>> START EXERCISE MATERIALS

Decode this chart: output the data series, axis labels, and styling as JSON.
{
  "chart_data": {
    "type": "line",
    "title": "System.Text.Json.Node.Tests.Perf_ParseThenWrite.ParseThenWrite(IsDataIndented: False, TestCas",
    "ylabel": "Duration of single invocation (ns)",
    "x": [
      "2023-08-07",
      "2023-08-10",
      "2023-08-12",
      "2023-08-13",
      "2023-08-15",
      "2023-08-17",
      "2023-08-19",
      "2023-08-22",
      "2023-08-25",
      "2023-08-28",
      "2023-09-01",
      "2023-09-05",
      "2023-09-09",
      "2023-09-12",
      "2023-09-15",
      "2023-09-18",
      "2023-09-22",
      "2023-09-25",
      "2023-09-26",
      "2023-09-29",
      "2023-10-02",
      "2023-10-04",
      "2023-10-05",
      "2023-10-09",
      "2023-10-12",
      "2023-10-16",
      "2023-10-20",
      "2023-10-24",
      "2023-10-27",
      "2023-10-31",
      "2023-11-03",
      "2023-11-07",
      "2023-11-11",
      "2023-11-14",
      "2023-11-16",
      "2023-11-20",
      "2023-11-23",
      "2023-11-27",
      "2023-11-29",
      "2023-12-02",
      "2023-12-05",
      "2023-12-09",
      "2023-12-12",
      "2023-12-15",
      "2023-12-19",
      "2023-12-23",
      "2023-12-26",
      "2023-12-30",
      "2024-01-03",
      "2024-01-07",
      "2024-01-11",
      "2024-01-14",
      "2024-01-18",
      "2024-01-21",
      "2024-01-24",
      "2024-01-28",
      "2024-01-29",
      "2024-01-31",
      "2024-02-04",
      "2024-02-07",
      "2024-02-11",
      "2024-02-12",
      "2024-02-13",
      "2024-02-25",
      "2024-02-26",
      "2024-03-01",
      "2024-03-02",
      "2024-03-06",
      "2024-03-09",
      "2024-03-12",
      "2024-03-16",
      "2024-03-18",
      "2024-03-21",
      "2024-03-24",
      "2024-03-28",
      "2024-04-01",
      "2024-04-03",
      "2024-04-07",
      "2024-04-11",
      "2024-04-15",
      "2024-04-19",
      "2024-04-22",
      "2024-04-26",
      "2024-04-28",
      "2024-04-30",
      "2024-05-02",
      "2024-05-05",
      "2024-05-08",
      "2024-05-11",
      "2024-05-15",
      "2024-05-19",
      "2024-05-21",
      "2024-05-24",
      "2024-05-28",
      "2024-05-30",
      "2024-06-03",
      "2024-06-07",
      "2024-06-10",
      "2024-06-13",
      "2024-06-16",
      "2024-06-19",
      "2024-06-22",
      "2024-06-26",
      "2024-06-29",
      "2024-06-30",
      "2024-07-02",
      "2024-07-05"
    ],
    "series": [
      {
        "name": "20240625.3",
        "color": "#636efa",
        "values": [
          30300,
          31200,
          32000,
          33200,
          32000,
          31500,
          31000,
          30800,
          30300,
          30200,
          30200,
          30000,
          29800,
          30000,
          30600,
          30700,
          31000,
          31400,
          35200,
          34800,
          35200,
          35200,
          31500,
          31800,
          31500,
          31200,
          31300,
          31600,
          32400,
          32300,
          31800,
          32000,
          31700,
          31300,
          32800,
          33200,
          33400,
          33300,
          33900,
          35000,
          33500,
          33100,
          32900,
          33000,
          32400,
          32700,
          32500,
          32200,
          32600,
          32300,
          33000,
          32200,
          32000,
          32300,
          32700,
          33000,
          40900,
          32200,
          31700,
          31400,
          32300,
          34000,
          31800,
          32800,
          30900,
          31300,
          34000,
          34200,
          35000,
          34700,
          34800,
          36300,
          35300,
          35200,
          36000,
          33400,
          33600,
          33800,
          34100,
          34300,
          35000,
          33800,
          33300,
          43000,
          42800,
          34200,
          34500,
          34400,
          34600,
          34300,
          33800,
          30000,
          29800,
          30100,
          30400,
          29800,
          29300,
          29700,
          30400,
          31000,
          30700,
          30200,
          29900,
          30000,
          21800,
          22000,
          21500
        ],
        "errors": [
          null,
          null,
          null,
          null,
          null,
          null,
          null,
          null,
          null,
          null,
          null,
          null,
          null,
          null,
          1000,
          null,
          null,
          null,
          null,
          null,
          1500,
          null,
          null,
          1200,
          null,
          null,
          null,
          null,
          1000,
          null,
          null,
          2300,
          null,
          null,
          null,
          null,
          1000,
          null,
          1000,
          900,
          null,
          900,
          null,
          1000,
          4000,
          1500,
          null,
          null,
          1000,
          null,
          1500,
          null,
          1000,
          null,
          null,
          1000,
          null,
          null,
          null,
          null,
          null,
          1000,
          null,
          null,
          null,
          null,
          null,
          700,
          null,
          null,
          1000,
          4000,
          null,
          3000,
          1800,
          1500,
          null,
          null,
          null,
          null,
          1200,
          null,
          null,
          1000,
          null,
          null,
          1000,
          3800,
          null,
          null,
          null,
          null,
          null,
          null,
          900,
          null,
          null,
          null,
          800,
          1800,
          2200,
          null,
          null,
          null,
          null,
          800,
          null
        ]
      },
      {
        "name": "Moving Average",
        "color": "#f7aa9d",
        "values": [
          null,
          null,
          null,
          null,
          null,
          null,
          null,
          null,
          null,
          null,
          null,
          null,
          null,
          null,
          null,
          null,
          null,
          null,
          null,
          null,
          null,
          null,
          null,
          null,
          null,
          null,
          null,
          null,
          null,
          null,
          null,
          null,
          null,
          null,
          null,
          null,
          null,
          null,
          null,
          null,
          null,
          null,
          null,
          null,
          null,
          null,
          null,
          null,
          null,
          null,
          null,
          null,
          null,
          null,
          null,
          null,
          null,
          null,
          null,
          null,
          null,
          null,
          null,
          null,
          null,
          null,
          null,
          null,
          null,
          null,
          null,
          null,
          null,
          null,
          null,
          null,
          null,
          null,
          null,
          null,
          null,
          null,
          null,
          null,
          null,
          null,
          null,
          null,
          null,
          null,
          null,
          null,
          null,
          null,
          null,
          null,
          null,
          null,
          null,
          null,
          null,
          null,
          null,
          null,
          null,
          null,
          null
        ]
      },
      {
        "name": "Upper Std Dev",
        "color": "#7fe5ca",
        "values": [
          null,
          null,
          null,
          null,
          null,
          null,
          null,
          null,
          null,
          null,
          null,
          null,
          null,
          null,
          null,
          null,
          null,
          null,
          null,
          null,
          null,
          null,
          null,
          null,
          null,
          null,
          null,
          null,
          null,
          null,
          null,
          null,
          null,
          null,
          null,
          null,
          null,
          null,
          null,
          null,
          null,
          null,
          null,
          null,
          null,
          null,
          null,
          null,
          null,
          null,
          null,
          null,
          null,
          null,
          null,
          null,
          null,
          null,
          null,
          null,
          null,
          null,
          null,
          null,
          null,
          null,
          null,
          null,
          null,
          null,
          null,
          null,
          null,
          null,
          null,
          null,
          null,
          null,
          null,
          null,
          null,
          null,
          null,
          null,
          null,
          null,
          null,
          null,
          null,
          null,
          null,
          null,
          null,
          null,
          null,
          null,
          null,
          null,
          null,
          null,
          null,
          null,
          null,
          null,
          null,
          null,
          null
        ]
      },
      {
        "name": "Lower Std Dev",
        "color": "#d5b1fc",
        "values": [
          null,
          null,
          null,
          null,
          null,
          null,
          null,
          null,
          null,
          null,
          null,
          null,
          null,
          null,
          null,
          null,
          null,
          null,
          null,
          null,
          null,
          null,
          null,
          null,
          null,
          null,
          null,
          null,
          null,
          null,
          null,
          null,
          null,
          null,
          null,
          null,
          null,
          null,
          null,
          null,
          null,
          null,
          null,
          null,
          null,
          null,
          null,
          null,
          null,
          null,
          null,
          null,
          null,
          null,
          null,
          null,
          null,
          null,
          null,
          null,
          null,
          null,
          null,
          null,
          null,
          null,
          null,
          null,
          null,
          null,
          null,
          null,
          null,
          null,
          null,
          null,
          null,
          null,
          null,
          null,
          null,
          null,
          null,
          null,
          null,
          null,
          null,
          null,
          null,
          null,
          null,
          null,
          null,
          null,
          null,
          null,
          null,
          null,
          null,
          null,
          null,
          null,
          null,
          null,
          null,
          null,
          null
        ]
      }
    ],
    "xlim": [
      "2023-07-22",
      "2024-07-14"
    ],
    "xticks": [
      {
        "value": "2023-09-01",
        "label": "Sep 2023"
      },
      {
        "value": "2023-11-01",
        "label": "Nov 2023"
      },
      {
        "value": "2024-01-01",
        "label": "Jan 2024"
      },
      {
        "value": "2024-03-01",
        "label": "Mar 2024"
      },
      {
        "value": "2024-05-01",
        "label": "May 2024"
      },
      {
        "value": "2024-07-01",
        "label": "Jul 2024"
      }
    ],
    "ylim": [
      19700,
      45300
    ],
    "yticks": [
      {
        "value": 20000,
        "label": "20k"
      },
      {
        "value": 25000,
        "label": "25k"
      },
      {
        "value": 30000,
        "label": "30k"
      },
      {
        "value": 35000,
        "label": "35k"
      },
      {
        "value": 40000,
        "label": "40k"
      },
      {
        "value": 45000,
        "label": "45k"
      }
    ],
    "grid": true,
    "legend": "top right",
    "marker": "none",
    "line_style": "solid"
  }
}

>> END EXERCISE MATERIALS

### TASK OBJECTIVE
Go over the records above line by line and count those holding the word "series". Reply only with the number.

### TASK ANSWER
2